§ TESTO ESTRATTO
*-*-*

No, non mi interessa sviluppare un cervello elettronico potente. Mi accontento di uno mediocre, un po’ come quello del presidente dell’AT&T.

Alan Turing (1943; citato in Alan Turing - Una biografia di A. Hodges, 2006)

Un classico esempio di Test di Turing.

Era il 1950 quando Alan Mathison Turing (universalmente riconosciuto come uno dei padri dell’informatica moderna) decise di affrontare formalmente, giocando d’anticipo, un problema che si sarebbe poi rivelato fondamentale per la neonata disciplina dell’intelligenza artificiale: come decidere se una macchina sia cosciente oppure no? Per questo motivo elaborò un ipotetico test (oggi noto come Test di Turing, in suo onore) che nella sua formulazione più classica richiedeva che un computer riuscisse, attraverso una chat, a convincere con le proprie risposte di essere un uomo (o una donna) un osservatore esterno mentre lo stesso compito veniva svolto da una persona.

*-*-*

§ DATI FORNITI
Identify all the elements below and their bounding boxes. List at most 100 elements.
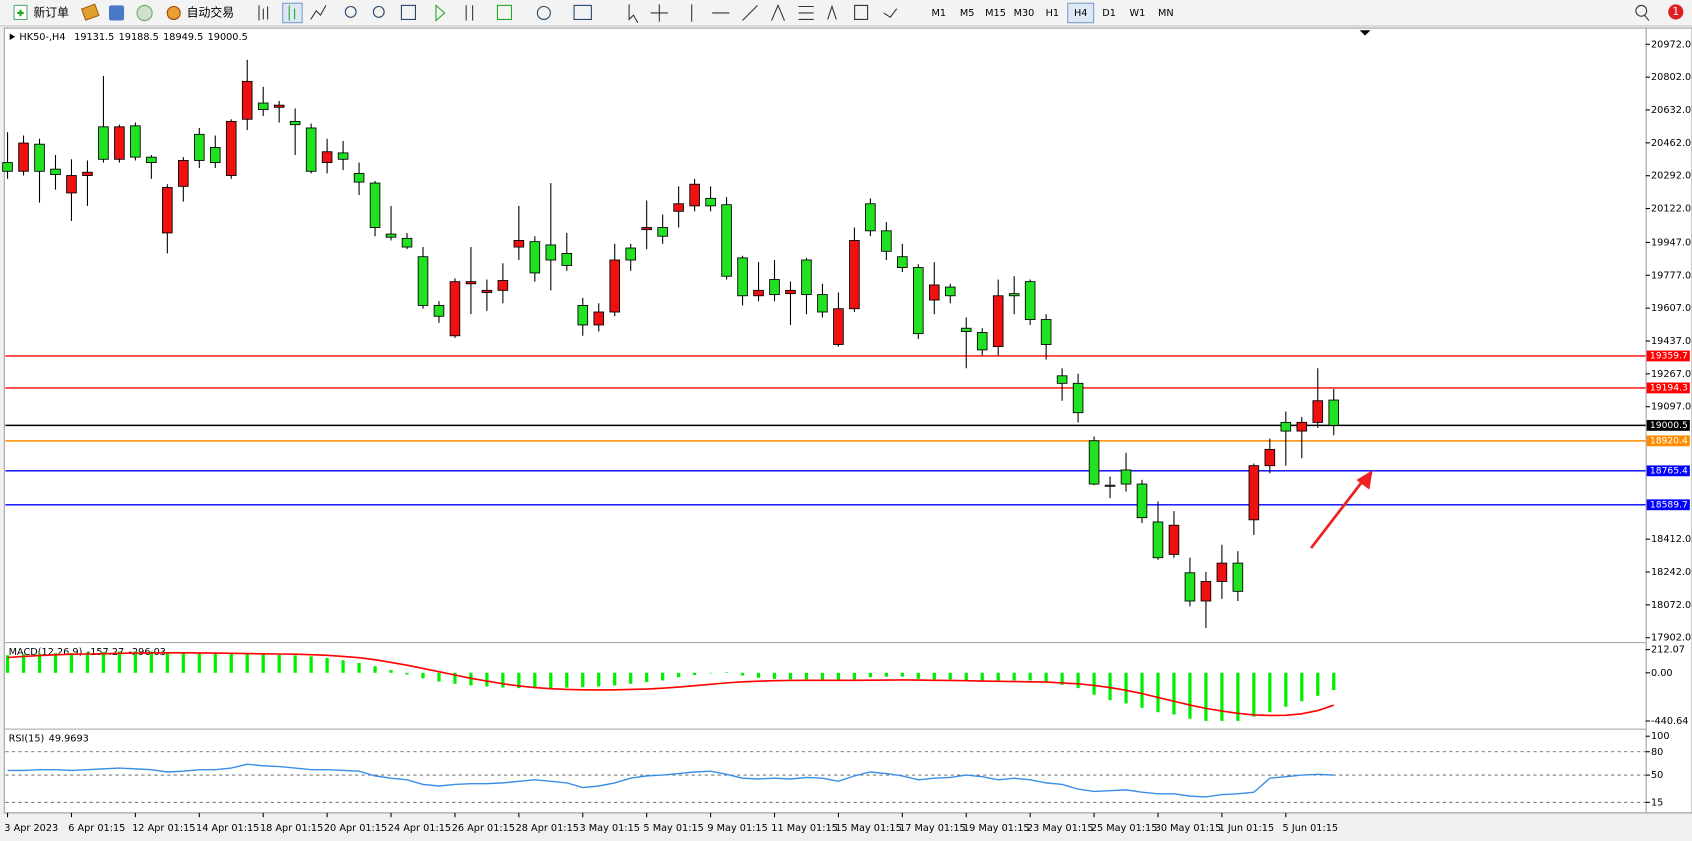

*-*-*

§ OBIETTIVO
Secondo il testo estratto, in quale anno Alan Mathison Turing decise di affrontare formalmente il problema di come stabilire se una macchina sia cosciente? Per rispondere usa soltanto il testo estratto.

§ COMPITO SVOLTO
Nel 1950.